### Short problem
Retype the material that follows, keeping every word as it is.

(Dataset items)
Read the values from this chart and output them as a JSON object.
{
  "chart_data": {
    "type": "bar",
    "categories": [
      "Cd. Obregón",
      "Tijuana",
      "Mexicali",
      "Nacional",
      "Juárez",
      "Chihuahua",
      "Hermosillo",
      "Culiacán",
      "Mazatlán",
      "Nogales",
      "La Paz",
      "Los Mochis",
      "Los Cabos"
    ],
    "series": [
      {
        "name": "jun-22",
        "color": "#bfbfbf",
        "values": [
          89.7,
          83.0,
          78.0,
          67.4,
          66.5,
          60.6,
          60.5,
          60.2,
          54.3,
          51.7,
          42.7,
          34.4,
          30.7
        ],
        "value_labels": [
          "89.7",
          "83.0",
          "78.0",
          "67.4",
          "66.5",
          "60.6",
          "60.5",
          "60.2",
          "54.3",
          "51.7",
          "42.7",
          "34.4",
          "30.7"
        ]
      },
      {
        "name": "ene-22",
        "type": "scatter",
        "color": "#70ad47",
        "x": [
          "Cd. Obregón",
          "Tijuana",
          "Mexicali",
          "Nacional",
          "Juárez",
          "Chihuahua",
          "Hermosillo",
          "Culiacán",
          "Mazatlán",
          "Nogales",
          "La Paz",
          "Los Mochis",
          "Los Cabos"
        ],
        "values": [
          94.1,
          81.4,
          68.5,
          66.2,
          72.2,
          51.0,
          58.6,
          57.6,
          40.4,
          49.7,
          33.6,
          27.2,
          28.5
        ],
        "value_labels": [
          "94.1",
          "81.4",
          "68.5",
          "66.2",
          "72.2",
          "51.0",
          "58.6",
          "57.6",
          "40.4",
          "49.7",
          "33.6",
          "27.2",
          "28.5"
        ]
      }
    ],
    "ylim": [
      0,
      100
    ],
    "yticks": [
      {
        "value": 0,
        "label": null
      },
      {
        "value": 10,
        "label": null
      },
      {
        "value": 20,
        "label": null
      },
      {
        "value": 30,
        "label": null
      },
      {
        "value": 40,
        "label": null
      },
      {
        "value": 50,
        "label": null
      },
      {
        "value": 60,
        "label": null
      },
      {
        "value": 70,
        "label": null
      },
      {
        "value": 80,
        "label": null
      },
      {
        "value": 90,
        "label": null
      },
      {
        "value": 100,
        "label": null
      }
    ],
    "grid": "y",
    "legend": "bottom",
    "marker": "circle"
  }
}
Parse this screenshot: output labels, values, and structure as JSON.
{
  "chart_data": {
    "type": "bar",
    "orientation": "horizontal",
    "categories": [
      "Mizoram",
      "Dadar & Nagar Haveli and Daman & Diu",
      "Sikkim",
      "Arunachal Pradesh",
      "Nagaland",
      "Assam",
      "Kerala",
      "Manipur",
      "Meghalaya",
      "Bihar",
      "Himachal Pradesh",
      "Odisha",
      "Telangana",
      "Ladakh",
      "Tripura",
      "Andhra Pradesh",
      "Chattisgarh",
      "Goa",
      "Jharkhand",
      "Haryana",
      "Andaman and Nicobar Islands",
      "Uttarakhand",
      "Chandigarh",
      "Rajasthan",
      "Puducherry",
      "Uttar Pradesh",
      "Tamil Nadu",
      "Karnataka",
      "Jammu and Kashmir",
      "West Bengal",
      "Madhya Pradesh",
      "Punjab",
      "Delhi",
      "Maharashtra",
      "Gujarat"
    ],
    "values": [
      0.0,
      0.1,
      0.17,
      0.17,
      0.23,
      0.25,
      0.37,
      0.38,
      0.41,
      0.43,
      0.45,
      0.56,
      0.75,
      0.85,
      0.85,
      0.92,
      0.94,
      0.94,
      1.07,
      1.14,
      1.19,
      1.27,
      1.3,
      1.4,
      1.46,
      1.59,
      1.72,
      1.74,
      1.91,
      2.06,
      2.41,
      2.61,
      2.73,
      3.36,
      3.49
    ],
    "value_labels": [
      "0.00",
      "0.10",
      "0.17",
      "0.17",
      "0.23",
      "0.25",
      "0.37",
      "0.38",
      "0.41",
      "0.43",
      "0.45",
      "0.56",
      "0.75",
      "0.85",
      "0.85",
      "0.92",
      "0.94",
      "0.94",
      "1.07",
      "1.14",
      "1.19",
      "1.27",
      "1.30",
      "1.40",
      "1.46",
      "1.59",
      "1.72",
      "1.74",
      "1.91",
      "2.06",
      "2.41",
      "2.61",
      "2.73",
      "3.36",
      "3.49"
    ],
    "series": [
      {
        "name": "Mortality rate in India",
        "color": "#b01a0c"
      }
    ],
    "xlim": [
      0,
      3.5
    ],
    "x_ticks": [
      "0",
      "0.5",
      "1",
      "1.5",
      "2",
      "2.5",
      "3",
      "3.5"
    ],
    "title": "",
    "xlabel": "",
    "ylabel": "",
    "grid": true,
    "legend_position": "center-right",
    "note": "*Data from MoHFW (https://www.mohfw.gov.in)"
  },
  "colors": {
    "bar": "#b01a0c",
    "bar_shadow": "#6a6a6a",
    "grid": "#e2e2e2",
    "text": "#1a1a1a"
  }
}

### Response to this task
Read the values from this chart and output them as a JSON object.
{
  "chart_data": {
    "type": "bar",
    "categories": [
      "Cd. Obregón",
      "Tijuana",
      "Mexicali",
      "Nacional",
      "Juárez",
      "Chihuahua",
      "Hermosillo",
      "Culiacán",
      "Mazatlán",
      "Nogales",
      "La Paz",
      "Los Mochis",
      "Los Cabos"
    ],
    "series": [
      {
        "name": "jun-22",
        "color": "#bfbfbf",
        "values": [
          89.7,
          83.0,
          78.0,
          67.4,
          66.5,
          60.6,
          60.5,
          60.2,
          54.3,
          51.7,
          42.7,
          34.4,
          30.7
        ],
        "value_labels": [
          "89.7",
          "83.0",
          "78.0",
          "67.4",
          "66.5",
          "60.6",
          "60.5",
          "60.2",
          "54.3",
          "51.7",
          "42.7",
          "34.4",
          "30.7"
        ]
      },
      {
        "name": "ene-22",
        "type": "scatter",
        "color": "#70ad47",
        "x": [
          "Cd. Obregón",
          "Tijuana",
          "Mexicali",
          "Nacional",
          "Juárez",
          "Chihuahua",
          "Hermosillo",
          "Culiacán",
          "Mazatlán",
          "Nogales",
          "La Paz",
          "Los Mochis",
          "Los Cabos"
        ],
        "values": [
          94.1,
          81.4,
          68.5,
          66.2,
          72.2,
          51.0,
          58.6,
          57.6,
          40.4,
          49.7,
          33.6,
          27.2,
          28.5
        ],
        "value_labels": [
          "94.1",
          "81.4",
          "68.5",
          "66.2",
          "72.2",
          "51.0",
          "58.6",
          "57.6",
          "40.4",
          "49.7",
          "33.6",
          "27.2",
          "28.5"
        ]
      }
    ],
    "ylim": [
      0,
      100
    ],
    "yticks": [
      {
        "value": 0,
        "label": null
      },
      {
        "value": 10,
        "label": null
      },
      {
        "value": 20,
        "label": null
      },
      {
        "value": 30,
        "label": null
      },
      {
        "value": 40,
        "label": null
      },
      {
        "value": 50,
        "label": null
      },
      {
        "value": 60,
        "label": null
      },
      {
        "value": 70,
        "label": null
      },
      {
        "value": 80,
        "label": null
      },
      {
        "value": 90,
        "label": null
      },
      {
        "value": 100,
        "label": null
      }
    ],
    "grid": "y",
    "legend": "bottom",
    "marker": "circle"
  }
}
Parse this screenshot: output labels, values, and structure as JSON.
{
  "chart_data": {
    "type": "bar",
    "orientation": "horizontal",
    "categories": [
      "Mizoram",
      "Dadar & Nagar Haveli and Daman & Diu",
      "Sikkim",
      "Arunachal Pradesh",
      "Nagaland",
      "Assam",
      "Kerala",
      "Manipur",
      "Meghalaya",
      "Bihar",
      "Himachal Pradesh",
      "Odisha",
      "Telangana",
      "Ladakh",
      "Tripura",
      "Andhra Pradesh",
      "Chattisgarh",
      "Goa",
      "Jharkhand",
      "Haryana",
      "Andaman and Nicobar Islands",
      "Uttarakhand",
      "Chandigarh",
      "Rajasthan",
      "Puducherry",
      "Uttar Pradesh",
      "Tamil Nadu",
      "Karnataka",
      "Jammu and Kashmir",
      "West Bengal",
      "Madhya Pradesh",
      "Punjab",
      "Delhi",
      "Maharashtra",
      "Gujarat"
    ],
    "values": [
      0.0,
      0.1,
      0.17,
      0.17,
      0.23,
      0.25,
      0.37,
      0.38,
      0.41,
      0.43,
      0.45,
      0.56,
      0.75,
      0.85,
      0.85,
      0.92,
      0.94,
      0.94,
      1.07,
      1.14,
      1.19,
      1.27,
      1.3,
      1.4,
      1.46,
      1.59,
      1.72,
      1.74,
      1.91,
      2.06,
      2.41,
      2.61,
      2.73,
      3.36,
      3.49
    ],
    "value_labels": [
      "0.00",
      "0.10",
      "0.17",
      "0.17",
      "0.23",
      "0.25",
      "0.37",
      "0.38",
      "0.41",
      "0.43",
      "0.45",
      "0.56",
      "0.75",
      "0.85",
      "0.85",
      "0.92",
      "0.94",
      "0.94",
      "1.07",
      "1.14",
      "1.19",
      "1.27",
      "1.30",
      "1.40",
      "1.46",
      "1.59",
      "1.72",
      "1.74",
      "1.91",
      "2.06",
      "2.41",
      "2.61",
      "2.73",
      "3.36",
      "3.49"
    ],
    "series": [
      {
        "name": "Mortality rate in India",
        "color": "#b01a0c"
      }
    ],
    "xlim": [
      0,
      3.5
    ],
    "x_ticks": [
      "0",
      "0.5",
      "1",
      "1.5",
      "2",
      "2.5",
      "3",
      "3.5"
    ],
    "title": "",
    "xlabel": "",
    "ylabel": "",
    "grid": true,
    "legend_position": "center-right",
    "note": "*Data from MoHFW (https://www.mohfw.gov.in)"
  },
  "colors": {
    "bar": "#b01a0c",
    "bar_shadow": "#6a6a6a",
    "grid": "#e2e2e2",
    "text": "#1a1a1a"
  }
}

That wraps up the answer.